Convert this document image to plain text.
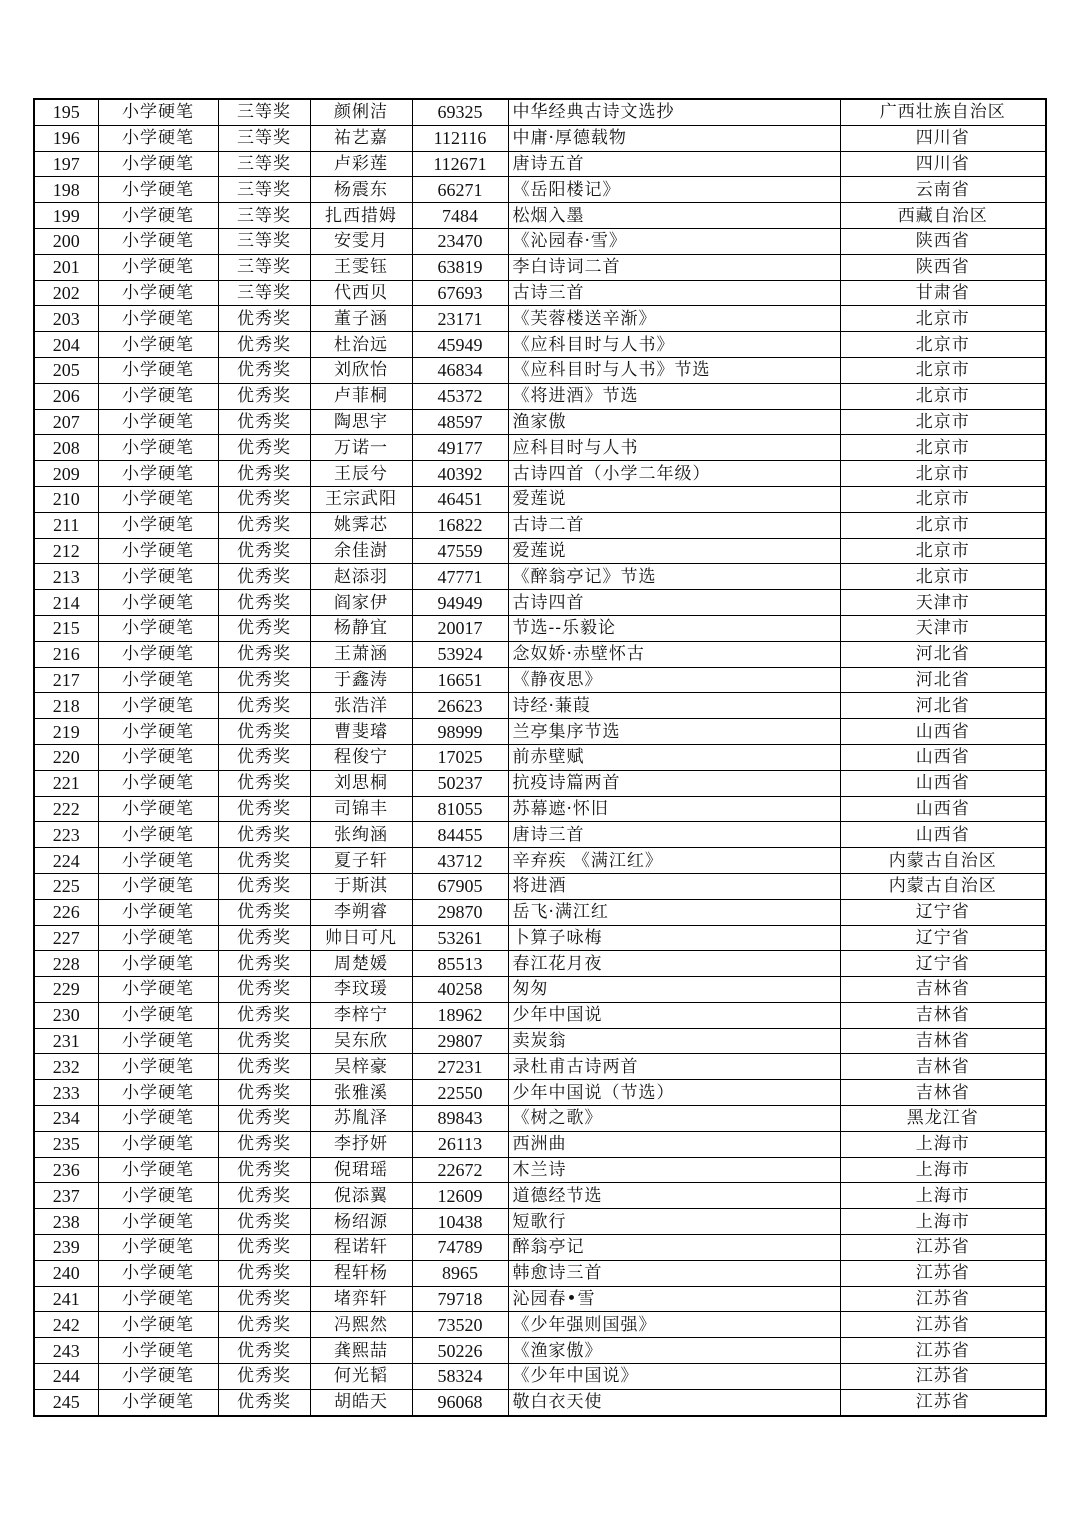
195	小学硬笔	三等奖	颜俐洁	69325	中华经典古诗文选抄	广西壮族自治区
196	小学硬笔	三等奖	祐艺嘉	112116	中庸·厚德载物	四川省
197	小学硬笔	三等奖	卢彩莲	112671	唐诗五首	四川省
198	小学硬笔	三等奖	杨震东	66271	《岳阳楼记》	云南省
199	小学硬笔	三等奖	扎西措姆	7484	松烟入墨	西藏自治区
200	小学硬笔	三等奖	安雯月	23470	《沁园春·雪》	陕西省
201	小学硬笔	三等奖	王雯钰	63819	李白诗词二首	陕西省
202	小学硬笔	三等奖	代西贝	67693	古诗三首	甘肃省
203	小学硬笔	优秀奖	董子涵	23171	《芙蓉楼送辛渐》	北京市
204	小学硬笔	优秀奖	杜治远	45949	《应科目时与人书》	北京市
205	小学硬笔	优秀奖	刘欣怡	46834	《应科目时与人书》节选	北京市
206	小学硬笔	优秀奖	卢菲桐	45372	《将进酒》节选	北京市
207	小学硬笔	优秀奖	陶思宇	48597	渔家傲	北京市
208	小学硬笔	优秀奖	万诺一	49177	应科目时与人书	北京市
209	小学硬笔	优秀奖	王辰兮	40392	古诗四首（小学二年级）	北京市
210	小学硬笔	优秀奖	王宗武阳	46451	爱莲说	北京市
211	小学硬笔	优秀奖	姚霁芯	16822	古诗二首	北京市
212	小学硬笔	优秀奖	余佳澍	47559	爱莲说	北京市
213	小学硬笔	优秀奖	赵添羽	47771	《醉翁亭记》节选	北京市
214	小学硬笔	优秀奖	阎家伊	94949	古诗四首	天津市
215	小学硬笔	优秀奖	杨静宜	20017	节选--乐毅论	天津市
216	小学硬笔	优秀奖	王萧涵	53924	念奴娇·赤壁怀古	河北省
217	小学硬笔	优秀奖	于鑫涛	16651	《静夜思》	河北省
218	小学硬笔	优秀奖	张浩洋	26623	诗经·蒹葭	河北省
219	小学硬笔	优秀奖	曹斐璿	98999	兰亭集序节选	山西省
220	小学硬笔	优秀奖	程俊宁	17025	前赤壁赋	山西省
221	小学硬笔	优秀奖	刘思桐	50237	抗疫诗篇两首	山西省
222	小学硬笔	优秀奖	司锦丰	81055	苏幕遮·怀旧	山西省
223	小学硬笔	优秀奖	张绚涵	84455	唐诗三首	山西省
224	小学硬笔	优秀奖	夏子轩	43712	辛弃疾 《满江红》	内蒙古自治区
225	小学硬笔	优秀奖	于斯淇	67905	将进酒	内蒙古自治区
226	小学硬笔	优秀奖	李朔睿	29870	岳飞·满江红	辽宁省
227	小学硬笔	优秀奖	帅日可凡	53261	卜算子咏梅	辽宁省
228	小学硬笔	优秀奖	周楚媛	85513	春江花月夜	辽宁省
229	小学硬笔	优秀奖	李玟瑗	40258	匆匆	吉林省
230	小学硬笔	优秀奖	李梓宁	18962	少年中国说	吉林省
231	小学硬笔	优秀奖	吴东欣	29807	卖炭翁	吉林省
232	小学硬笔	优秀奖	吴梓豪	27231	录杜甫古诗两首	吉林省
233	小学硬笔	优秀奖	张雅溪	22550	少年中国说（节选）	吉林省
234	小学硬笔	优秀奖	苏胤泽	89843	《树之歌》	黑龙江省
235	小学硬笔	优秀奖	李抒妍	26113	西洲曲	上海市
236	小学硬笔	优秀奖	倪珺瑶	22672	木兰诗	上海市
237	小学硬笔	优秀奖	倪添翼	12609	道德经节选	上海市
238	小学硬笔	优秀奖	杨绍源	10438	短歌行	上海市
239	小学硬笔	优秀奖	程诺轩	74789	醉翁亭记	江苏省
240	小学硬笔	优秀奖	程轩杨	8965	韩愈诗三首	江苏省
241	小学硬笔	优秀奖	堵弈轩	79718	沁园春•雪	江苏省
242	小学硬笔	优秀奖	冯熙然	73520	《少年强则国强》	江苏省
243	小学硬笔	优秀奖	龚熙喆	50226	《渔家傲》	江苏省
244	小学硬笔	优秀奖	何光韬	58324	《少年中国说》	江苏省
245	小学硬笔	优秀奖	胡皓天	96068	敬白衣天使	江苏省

■ ■ ■ ■

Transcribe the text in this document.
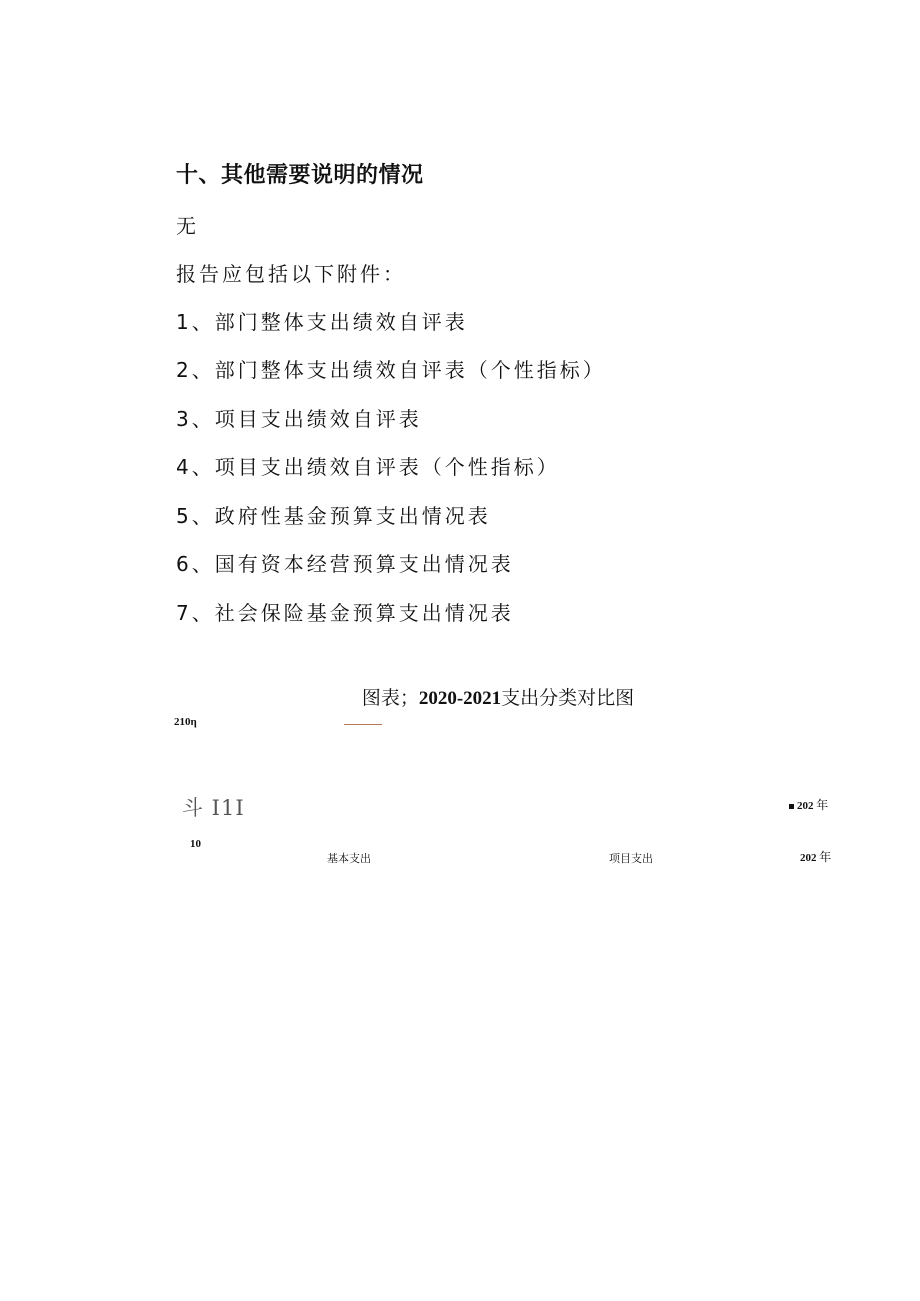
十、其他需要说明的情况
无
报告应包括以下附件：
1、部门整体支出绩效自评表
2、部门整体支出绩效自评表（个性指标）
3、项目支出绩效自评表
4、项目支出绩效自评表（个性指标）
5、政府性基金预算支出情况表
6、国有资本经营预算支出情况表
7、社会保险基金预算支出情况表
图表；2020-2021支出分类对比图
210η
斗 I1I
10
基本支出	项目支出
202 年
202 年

■ ■ ■ ■

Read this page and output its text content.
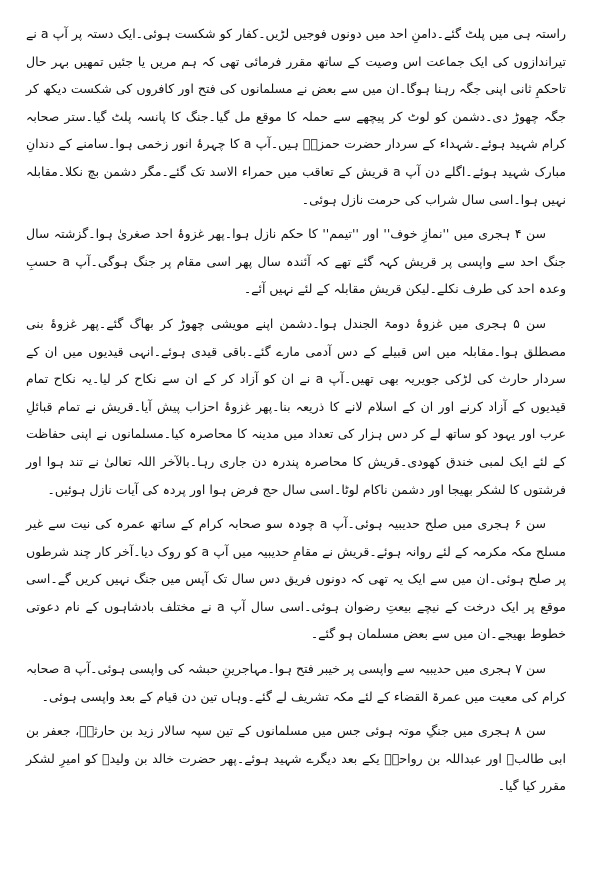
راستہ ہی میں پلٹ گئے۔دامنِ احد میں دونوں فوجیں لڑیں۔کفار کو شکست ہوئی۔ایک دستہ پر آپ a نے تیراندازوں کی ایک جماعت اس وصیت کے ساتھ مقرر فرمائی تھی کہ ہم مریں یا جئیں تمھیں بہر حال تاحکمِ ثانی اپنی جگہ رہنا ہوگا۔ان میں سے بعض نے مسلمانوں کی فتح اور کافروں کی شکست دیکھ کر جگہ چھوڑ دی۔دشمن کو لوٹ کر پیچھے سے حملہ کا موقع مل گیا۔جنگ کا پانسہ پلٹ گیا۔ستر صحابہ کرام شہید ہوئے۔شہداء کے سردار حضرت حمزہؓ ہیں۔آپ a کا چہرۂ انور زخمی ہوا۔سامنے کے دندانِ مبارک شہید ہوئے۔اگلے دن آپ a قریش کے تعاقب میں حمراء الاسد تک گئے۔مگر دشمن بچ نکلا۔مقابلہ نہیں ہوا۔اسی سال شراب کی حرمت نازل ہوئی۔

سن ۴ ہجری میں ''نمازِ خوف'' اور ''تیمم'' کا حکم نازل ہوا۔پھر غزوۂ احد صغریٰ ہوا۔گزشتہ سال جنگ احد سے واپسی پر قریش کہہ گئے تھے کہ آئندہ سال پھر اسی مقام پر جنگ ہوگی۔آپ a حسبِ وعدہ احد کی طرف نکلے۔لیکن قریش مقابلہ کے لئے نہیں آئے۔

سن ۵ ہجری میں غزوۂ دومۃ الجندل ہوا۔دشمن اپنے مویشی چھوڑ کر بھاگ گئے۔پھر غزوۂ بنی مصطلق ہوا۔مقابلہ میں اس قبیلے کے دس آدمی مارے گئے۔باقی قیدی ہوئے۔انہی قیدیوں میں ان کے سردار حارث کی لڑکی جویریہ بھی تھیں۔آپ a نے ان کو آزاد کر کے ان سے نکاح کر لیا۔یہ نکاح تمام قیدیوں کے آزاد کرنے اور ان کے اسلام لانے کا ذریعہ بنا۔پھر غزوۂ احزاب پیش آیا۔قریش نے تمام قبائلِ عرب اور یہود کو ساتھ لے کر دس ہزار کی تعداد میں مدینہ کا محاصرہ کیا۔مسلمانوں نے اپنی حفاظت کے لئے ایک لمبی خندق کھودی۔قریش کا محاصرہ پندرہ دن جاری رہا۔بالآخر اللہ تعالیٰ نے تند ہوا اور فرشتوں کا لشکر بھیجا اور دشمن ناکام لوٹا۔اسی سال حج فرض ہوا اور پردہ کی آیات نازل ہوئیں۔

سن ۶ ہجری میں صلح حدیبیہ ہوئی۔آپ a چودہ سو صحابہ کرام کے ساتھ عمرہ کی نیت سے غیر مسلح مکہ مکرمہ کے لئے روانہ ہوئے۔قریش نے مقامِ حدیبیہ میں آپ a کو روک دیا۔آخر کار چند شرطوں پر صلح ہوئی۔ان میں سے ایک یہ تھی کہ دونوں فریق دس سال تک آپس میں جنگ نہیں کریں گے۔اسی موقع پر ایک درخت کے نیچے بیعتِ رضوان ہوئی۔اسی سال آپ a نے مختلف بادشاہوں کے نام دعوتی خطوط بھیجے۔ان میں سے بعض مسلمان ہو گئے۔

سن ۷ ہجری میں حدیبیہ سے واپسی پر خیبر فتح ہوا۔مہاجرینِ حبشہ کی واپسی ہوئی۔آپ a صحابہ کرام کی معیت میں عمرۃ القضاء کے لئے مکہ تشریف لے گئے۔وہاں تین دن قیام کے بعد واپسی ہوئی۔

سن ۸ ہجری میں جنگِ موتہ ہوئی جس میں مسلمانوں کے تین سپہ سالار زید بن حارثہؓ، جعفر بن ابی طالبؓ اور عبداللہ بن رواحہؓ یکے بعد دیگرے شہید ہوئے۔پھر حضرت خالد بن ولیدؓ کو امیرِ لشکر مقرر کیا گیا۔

■ ■ ■ ■

What to do — Lines that include the word "醉翁亭记" are to be extracted from the data above.

Final answer —
213	小学硬笔	优秀奖	赵添羽	47771	《醉翁亭记》节选	北京市
239	小学硬笔	优秀奖	程诺轩	74789	醉翁亭记	江苏省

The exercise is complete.